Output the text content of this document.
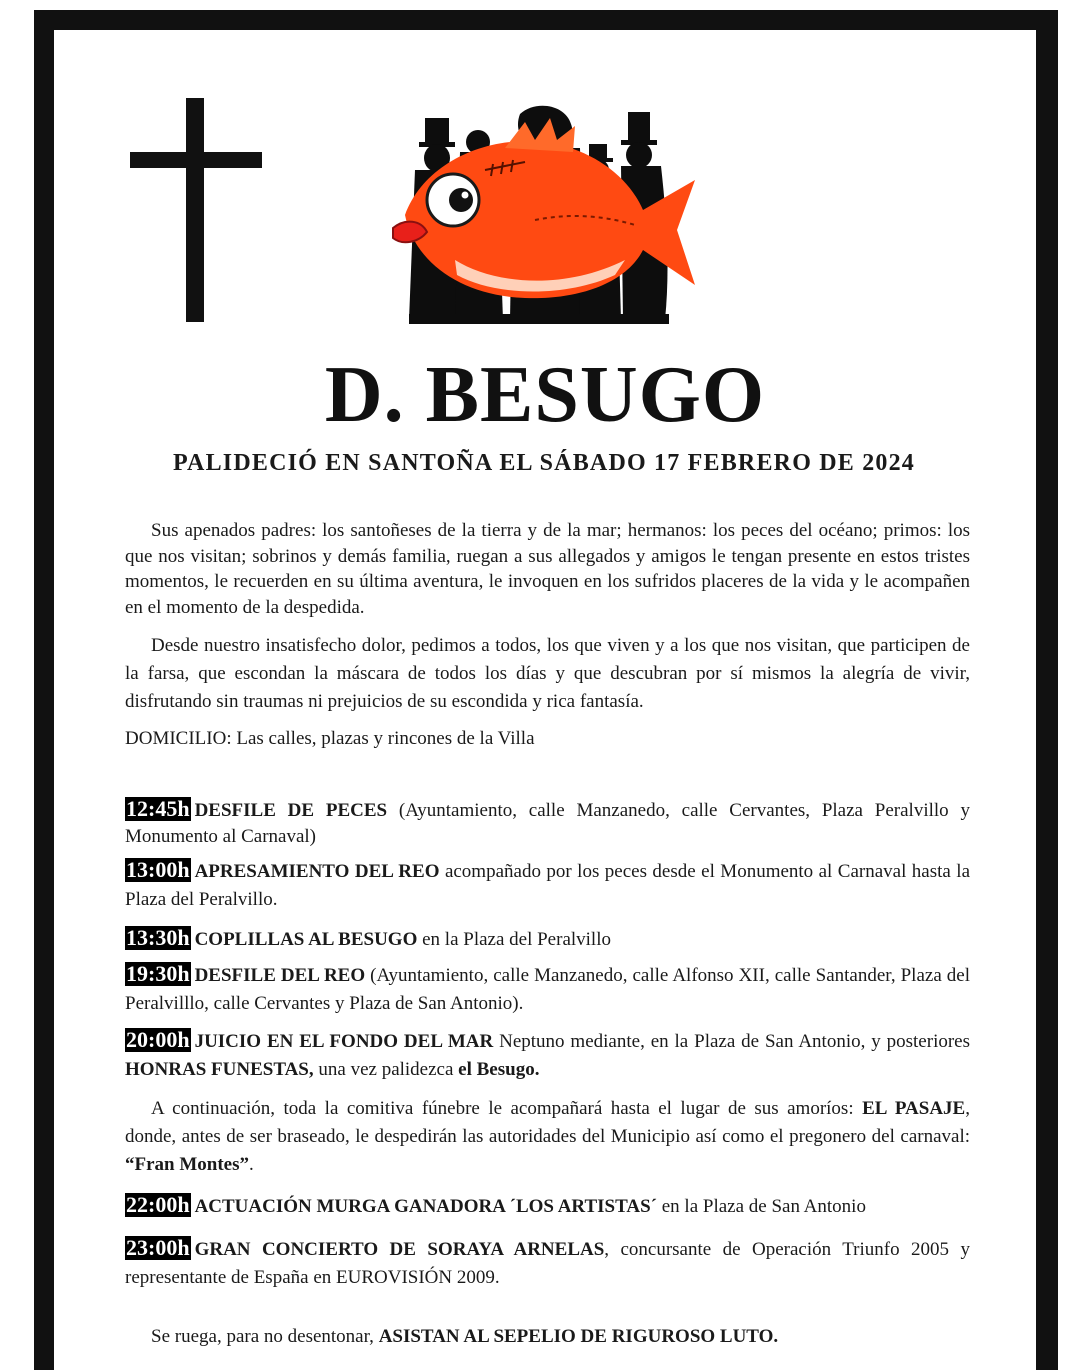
D. BESUGO
PALIDECIÓ EN SANTOÑA EL SÁBADO 17 FEBRERO DE 2024

Sus apenados padres: los santoñeses de la tierra y de la mar; hermanos: los peces del océano; primos: los que nos visitan; sobrinos y demás familia, ruegan a sus allegados y amigos le tengan presente en estos tristes momentos, le recuerden en su última aventura, le invoquen en los sufridos placeres de la vida y le acompañen en el momento de la despedida.

Desde nuestro insatisfecho dolor, pedimos a todos, los que viven y a los que nos visitan, que participen de la farsa, que escondan la máscara de todos los días y que descubran por sí mismos la alegría de vivir, disfrutando sin traumas ni prejuicios de su escondida y rica fantasía.

DOMICILIO: Las calles, plazas y rincones de la Villa

12:45h DESFILE DE PECES (Ayuntamiento, calle Manzanedo, calle Cervantes, Plaza Peralvillo y Monumento al Carnaval)

13:00h APRESAMIENTO DEL REO acompañado por los peces desde el Monumento al Carnaval hasta la Plaza del Peralvillo.

13:30h COPLILLAS AL BESUGO en la Plaza del Peralvillo

19:30h DESFILE DEL REO (Ayuntamiento, calle Manzanedo, calle Alfonso XII, calle Santander, Plaza del Peralvilllo, calle Cervantes y Plaza de San Antonio).

20:00h JUICIO EN EL FONDO DEL MAR Neptuno mediante, en la Plaza de San Antonio, y posteriores HONRAS FUNESTAS, una vez palidezca el Besugo.

A continuación, toda la comitiva fúnebre le acompañará hasta el lugar de sus amoríos: EL PASAJE, donde, antes de ser braseado, le despedirán las autoridades del Municipio así como el pregonero del carnaval: “Fran Montes”.

22:00h ACTUACIÓN MURGA GANADORA ´LOS ARTISTAS´ en la Plaza de San Antonio

23:00h GRAN CONCIERTO DE SORAYA ARNELAS, concursante de Operación Triunfo 2005 y representante de España en EUROVISIÓN 2009.

Se ruega, para no desentonar, ASISTAN AL SEPELIO DE RIGUROSO LUTO.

Task brief
Every entry above should be duplicated exactly. Do not include the images.

Solved exercise
Output the text content of this document.
D. BESUGO
PALIDECIÓ EN SANTOÑA EL SÁBADO 17 FEBRERO DE 2024

Sus apenados padres: los santoñeses de la tierra y de la mar; hermanos: los peces del océano; primos: los que nos visitan; sobrinos y demás familia, ruegan a sus allegados y amigos le tengan presente en estos tristes momentos, le recuerden en su última aventura, le invoquen en los sufridos placeres de la vida y le acompañen en el momento de la despedida.

Desde nuestro insatisfecho dolor, pedimos a todos, los que viven y a los que nos visitan, que participen de la farsa, que escondan la máscara de todos los días y que descubran por sí mismos la alegría de vivir, disfrutando sin traumas ni prejuicios de su escondida y rica fantasía.

DOMICILIO: Las calles, plazas y rincones de la Villa

12:45h DESFILE DE PECES (Ayuntamiento, calle Manzanedo, calle Cervantes, Plaza Peralvillo y Monumento al Carnaval)

13:00h APRESAMIENTO DEL REO acompañado por los peces desde el Monumento al Carnaval hasta la Plaza del Peralvillo.

13:30h COPLILLAS AL BESUGO en la Plaza del Peralvillo

19:30h DESFILE DEL REO (Ayuntamiento, calle Manzanedo, calle Alfonso XII, calle Santander, Plaza del Peralvilllo, calle Cervantes y Plaza de San Antonio).

20:00h JUICIO EN EL FONDO DEL MAR Neptuno mediante, en la Plaza de San Antonio, y posteriores HONRAS FUNESTAS, una vez palidezca el Besugo.

A continuación, toda la comitiva fúnebre le acompañará hasta el lugar de sus amoríos: EL PASAJE, donde, antes de ser braseado, le despedirán las autoridades del Municipio así como el pregonero del carnaval: “Fran Montes”.

22:00h ACTUACIÓN MURGA GANADORA ´LOS ARTISTAS´ en la Plaza de San Antonio

23:00h GRAN CONCIERTO DE SORAYA ARNELAS, concursante de Operación Triunfo 2005 y representante de España en EUROVISIÓN 2009.

Se ruega, para no desentonar, ASISTAN AL SEPELIO DE RIGUROSO LUTO.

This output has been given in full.